> [What you need to do]: Your task is to write out the complete listing exactly as it is shown.

> [Input for this task]:
#####

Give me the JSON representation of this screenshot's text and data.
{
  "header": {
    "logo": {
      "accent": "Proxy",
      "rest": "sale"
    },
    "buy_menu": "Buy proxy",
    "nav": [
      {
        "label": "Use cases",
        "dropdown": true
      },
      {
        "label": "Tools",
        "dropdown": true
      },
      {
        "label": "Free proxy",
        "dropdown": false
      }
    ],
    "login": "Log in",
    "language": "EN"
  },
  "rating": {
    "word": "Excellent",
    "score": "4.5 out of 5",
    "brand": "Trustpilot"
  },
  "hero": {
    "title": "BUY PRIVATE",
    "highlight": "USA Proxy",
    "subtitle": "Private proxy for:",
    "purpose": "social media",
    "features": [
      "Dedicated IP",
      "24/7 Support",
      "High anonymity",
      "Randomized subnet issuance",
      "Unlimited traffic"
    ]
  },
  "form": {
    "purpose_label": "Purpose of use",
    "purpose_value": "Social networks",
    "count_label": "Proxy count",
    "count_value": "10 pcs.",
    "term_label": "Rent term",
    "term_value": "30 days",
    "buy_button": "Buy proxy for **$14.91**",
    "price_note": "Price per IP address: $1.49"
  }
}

#####

> [Solution to the exercise]:
Give me the JSON representation of this screenshot's text and data.
{
  "header": {
    "logo": {
      "accent": "Proxy",
      "rest": "sale"
    },
    "buy_menu": "Buy proxy",
    "nav": [
      {
        "label": "Use cases",
        "dropdown": true
      },
      {
        "label": "Tools",
        "dropdown": true
      },
      {
        "label": "Free proxy",
        "dropdown": false
      }
    ],
    "login": "Log in",
    "language": "EN"
  },
  "rating": {
    "word": "Excellent",
    "score": "4.5 out of 5",
    "brand": "Trustpilot"
  },
  "hero": {
    "title": "BUY PRIVATE",
    "highlight": "USA Proxy",
    "subtitle": "Private proxy for:",
    "purpose": "social media",
    "features": [
      "Dedicated IP",
      "24/7 Support",
      "High anonymity",
      "Randomized subnet issuance",
      "Unlimited traffic"
    ]
  },
  "form": {
    "purpose_label": "Purpose of use",
    "purpose_value": "Social networks",
    "count_label": "Proxy count",
    "count_value": "10 pcs.",
    "term_label": "Rent term",
    "term_value": "30 days",
    "buy_button": "Buy proxy for **$14.91**",
    "price_note": "Price per IP address: $1.49"
  }
}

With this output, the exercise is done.